Records excerpted from a collection:
-------

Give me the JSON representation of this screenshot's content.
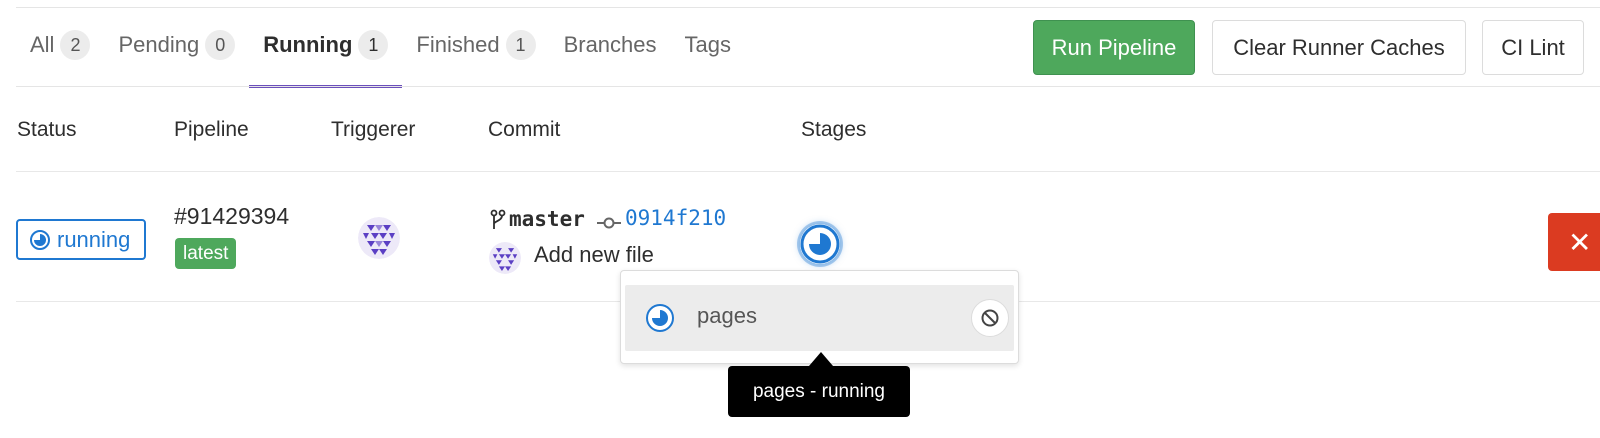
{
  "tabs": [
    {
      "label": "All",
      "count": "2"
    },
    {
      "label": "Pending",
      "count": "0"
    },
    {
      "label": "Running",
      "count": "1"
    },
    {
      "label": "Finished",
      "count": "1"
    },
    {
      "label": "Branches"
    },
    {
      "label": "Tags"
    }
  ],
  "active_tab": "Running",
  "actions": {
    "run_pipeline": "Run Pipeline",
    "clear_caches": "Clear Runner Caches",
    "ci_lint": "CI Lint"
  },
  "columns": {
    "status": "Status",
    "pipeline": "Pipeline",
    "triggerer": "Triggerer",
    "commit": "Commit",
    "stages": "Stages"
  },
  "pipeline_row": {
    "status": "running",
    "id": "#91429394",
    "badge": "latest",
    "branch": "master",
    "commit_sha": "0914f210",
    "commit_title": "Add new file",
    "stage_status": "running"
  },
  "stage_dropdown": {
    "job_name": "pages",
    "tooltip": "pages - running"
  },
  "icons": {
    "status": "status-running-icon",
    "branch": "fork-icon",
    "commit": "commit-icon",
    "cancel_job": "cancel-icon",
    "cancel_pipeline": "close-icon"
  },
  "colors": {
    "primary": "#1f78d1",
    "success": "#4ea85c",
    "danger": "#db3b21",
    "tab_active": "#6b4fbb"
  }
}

-------

§ **Work to complete**
Exclude the images, then output the data above word for word.

§ **Answer in full**
Give me the JSON representation of this screenshot's content.
{
  "tabs": [
    {
      "label": "All",
      "count": "2"
    },
    {
      "label": "Pending",
      "count": "0"
    },
    {
      "label": "Running",
      "count": "1"
    },
    {
      "label": "Finished",
      "count": "1"
    },
    {
      "label": "Branches"
    },
    {
      "label": "Tags"
    }
  ],
  "active_tab": "Running",
  "actions": {
    "run_pipeline": "Run Pipeline",
    "clear_caches": "Clear Runner Caches",
    "ci_lint": "CI Lint"
  },
  "columns": {
    "status": "Status",
    "pipeline": "Pipeline",
    "triggerer": "Triggerer",
    "commit": "Commit",
    "stages": "Stages"
  },
  "pipeline_row": {
    "status": "running",
    "id": "#91429394",
    "badge": "latest",
    "branch": "master",
    "commit_sha": "0914f210",
    "commit_title": "Add new file",
    "stage_status": "running"
  },
  "stage_dropdown": {
    "job_name": "pages",
    "tooltip": "pages - running"
  },
  "icons": {
    "status": "status-running-icon",
    "branch": "fork-icon",
    "commit": "commit-icon",
    "cancel_job": "cancel-icon",
    "cancel_pipeline": "close-icon"
  },
  "colors": {
    "primary": "#1f78d1",
    "success": "#4ea85c",
    "danger": "#db3b21",
    "tab_active": "#6b4fbb"
  }
}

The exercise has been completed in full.